**TASK TO CARRY OUT**
All of the records below should be output exactly.

**DATASET RECORDS**
******************************
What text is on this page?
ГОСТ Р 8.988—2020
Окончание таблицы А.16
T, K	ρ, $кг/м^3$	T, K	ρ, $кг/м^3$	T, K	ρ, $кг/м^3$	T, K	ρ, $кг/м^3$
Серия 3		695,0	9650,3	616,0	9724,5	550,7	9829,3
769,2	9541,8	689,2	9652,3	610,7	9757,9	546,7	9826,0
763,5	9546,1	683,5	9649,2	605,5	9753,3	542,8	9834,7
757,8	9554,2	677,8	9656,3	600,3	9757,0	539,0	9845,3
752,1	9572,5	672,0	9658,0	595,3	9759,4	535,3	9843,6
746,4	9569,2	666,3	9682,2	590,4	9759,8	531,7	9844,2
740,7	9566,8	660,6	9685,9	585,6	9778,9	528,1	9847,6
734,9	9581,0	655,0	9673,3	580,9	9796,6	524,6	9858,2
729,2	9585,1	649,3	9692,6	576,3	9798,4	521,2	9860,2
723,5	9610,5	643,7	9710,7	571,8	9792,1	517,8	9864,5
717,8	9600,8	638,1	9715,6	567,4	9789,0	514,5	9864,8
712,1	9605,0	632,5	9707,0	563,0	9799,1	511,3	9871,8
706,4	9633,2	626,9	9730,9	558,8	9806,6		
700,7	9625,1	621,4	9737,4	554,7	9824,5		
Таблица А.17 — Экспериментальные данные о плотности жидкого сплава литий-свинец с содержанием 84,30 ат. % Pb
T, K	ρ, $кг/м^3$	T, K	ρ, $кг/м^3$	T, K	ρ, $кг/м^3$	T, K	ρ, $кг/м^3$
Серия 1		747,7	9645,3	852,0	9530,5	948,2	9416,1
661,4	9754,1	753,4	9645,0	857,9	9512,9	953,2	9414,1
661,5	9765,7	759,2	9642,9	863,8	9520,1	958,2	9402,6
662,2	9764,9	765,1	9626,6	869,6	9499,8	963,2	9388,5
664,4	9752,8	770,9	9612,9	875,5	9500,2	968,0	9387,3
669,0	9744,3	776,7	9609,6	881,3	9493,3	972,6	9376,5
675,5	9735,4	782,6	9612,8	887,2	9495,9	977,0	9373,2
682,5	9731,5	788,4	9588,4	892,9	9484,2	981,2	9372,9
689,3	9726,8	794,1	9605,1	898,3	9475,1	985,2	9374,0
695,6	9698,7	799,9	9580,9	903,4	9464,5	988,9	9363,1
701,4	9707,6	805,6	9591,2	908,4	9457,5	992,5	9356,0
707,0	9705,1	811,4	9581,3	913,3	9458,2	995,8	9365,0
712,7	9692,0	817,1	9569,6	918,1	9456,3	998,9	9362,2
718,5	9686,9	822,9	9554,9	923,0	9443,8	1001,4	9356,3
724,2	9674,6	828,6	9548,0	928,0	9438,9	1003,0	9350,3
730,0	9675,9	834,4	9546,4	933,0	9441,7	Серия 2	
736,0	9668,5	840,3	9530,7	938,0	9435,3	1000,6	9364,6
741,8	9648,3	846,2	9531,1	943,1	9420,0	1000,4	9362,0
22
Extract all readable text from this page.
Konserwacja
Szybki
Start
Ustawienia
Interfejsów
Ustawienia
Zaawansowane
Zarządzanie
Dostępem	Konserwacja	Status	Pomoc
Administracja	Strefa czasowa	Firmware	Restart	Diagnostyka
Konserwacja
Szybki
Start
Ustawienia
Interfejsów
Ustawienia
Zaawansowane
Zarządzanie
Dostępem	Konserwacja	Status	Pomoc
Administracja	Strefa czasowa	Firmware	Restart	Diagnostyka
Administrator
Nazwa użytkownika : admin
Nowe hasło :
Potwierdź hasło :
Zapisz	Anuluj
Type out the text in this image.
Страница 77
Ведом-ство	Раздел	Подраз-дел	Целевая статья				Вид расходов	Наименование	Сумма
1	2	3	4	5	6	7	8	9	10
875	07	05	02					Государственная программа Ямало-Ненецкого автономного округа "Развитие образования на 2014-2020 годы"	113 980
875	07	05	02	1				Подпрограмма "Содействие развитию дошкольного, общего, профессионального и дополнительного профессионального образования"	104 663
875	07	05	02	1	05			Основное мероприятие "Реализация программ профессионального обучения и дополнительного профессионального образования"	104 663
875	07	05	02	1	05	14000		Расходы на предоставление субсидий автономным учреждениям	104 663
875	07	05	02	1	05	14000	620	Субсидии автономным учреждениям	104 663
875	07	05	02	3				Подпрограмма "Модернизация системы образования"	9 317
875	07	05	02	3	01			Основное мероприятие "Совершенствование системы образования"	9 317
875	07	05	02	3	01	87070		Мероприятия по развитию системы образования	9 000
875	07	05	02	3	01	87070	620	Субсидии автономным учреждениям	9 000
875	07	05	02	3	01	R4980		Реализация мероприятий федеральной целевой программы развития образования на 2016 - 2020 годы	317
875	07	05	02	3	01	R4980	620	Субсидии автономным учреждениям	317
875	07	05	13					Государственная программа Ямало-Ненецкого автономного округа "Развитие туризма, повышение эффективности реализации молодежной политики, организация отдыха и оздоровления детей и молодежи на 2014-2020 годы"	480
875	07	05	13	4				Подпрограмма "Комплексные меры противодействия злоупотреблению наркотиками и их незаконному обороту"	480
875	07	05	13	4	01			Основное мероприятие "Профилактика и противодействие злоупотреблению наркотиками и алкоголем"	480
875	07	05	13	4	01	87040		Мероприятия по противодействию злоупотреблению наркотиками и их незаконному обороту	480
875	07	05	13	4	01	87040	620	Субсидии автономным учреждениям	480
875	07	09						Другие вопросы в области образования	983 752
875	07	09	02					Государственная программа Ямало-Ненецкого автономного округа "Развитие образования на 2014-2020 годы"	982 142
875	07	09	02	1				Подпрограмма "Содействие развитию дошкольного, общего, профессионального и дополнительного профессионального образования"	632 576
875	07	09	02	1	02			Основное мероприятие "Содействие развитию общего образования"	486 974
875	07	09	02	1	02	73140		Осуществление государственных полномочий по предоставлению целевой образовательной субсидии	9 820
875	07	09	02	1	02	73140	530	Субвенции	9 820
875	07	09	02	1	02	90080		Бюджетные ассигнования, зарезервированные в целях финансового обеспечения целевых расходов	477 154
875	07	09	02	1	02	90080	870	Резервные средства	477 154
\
******************************
**THE RESPONSE**
What text is on this page?
ГОСТ Р 8.988—2020
Окончание таблицы А.16
T, K	ρ, $кг/м^3$	T, K	ρ, $кг/м^3$	T, K	ρ, $кг/м^3$	T, K	ρ, $кг/м^3$
Серия 3		695,0	9650,3	616,0	9724,5	550,7	9829,3
769,2	9541,8	689,2	9652,3	610,7	9757,9	546,7	9826,0
763,5	9546,1	683,5	9649,2	605,5	9753,3	542,8	9834,7
757,8	9554,2	677,8	9656,3	600,3	9757,0	539,0	9845,3
752,1	9572,5	672,0	9658,0	595,3	9759,4	535,3	9843,6
746,4	9569,2	666,3	9682,2	590,4	9759,8	531,7	9844,2
740,7	9566,8	660,6	9685,9	585,6	9778,9	528,1	9847,6
734,9	9581,0	655,0	9673,3	580,9	9796,6	524,6	9858,2
729,2	9585,1	649,3	9692,6	576,3	9798,4	521,2	9860,2
723,5	9610,5	643,7	9710,7	571,8	9792,1	517,8	9864,5
717,8	9600,8	638,1	9715,6	567,4	9789,0	514,5	9864,8
712,1	9605,0	632,5	9707,0	563,0	9799,1	511,3	9871,8
706,4	9633,2	626,9	9730,9	558,8	9806,6		
700,7	9625,1	621,4	9737,4	554,7	9824,5		
Таблица А.17 — Экспериментальные данные о плотности жидкого сплава литий-свинец с содержанием 84,30 ат. % Pb
T, K	ρ, $кг/м^3$	T, K	ρ, $кг/м^3$	T, K	ρ, $кг/м^3$	T, K	ρ, $кг/м^3$
Серия 1		747,7	9645,3	852,0	9530,5	948,2	9416,1
661,4	9754,1	753,4	9645,0	857,9	9512,9	953,2	9414,1
661,5	9765,7	759,2	9642,9	863,8	9520,1	958,2	9402,6
662,2	9764,9	765,1	9626,6	869,6	9499,8	963,2	9388,5
664,4	9752,8	770,9	9612,9	875,5	9500,2	968,0	9387,3
669,0	9744,3	776,7	9609,6	881,3	9493,3	972,6	9376,5
675,5	9735,4	782,6	9612,8	887,2	9495,9	977,0	9373,2
682,5	9731,5	788,4	9588,4	892,9	9484,2	981,2	9372,9
689,3	9726,8	794,1	9605,1	898,3	9475,1	985,2	9374,0
695,6	9698,7	799,9	9580,9	903,4	9464,5	988,9	9363,1
701,4	9707,6	805,6	9591,2	908,4	9457,5	992,5	9356,0
707,0	9705,1	811,4	9581,3	913,3	9458,2	995,8	9365,0
712,7	9692,0	817,1	9569,6	918,1	9456,3	998,9	9362,2
718,5	9686,9	822,9	9554,9	923,0	9443,8	1001,4	9356,3
724,2	9674,6	828,6	9548,0	928,0	9438,9	1003,0	9350,3
730,0	9675,9	834,4	9546,4	933,0	9441,7	Серия 2	
736,0	9668,5	840,3	9530,7	938,0	9435,3	1000,6	9364,6
741,8	9648,3	846,2	9531,1	943,1	9420,0	1000,4	9362,0
22
Extract all readable text from this page.
Konserwacja
Szybki
Start
Ustawienia
Interfejsów
Ustawienia
Zaawansowane
Zarządzanie
Dostępem	Konserwacja	Status	Pomoc
Administracja	Strefa czasowa	Firmware	Restart	Diagnostyka
Konserwacja
Szybki
Start
Ustawienia
Interfejsów
Ustawienia
Zaawansowane
Zarządzanie
Dostępem	Konserwacja	Status	Pomoc
Administracja	Strefa czasowa	Firmware	Restart	Diagnostyka
Administrator
Nazwa użytkownika : admin
Nowe hasło :
Potwierdź hasło :
Zapisz	Anuluj
Type out the text in this image.
Страница 77
Ведом-ство	Раздел	Подраз-дел	Целевая статья				Вид расходов	Наименование	Сумма
1	2	3	4	5	6	7	8	9	10
875	07	05	02					Государственная программа Ямало-Ненецкого автономного округа "Развитие образования на 2014-2020 годы"	113 980
875	07	05	02	1				Подпрограмма "Содействие развитию дошкольного, общего, профессионального и дополнительного профессионального образования"	104 663
875	07	05	02	1	05			Основное мероприятие "Реализация программ профессионального обучения и дополнительного профессионального образования"	104 663
875	07	05	02	1	05	14000		Расходы на предоставление субсидий автономным учреждениям	104 663
875	07	05	02	1	05	14000	620	Субсидии автономным учреждениям	104 663
875	07	05	02	3				Подпрограмма "Модернизация системы образования"	9 317
875	07	05	02	3	01			Основное мероприятие "Совершенствование системы образования"	9 317
875	07	05	02	3	01	87070		Мероприятия по развитию системы образования	9 000
875	07	05	02	3	01	87070	620	Субсидии автономным учреждениям	9 000
875	07	05	02	3	01	R4980		Реализация мероприятий федеральной целевой программы развития образования на 2016 - 2020 годы	317
875	07	05	02	3	01	R4980	620	Субсидии автономным учреждениям	317
875	07	05	13					Государственная программа Ямало-Ненецкого автономного округа "Развитие туризма, повышение эффективности реализации молодежной политики, организация отдыха и оздоровления детей и молодежи на 2014-2020 годы"	480
875	07	05	13	4				Подпрограмма "Комплексные меры противодействия злоупотреблению наркотиками и их незаконному обороту"	480
875	07	05	13	4	01			Основное мероприятие "Профилактика и противодействие злоупотреблению наркотиками и алкоголем"	480
875	07	05	13	4	01	87040		Мероприятия по противодействию злоупотреблению наркотиками и их незаконному обороту	480
875	07	05	13	4	01	87040	620	Субсидии автономным учреждениям	480
875	07	09						Другие вопросы в области образования	983 752
875	07	09	02					Государственная программа Ямало-Ненецкого автономного округа "Развитие образования на 2014-2020 годы"	982 142
875	07	09	02	1				Подпрограмма "Содействие развитию дошкольного, общего, профессионального и дополнительного профессионального образования"	632 576
875	07	09	02	1	02			Основное мероприятие "Содействие развитию общего образования"	486 974
875	07	09	02	1	02	73140		Осуществление государственных полномочий по предоставлению целевой образовательной субсидии	9 820
875	07	09	02	1	02	73140	530	Субвенции	9 820
875	07	09	02	1	02	90080		Бюджетные ассигнования, зарезервированные в целях финансового обеспечения целевых расходов	477 154
875	07	09	02	1	02	90080	870	Резервные средства	477 154
\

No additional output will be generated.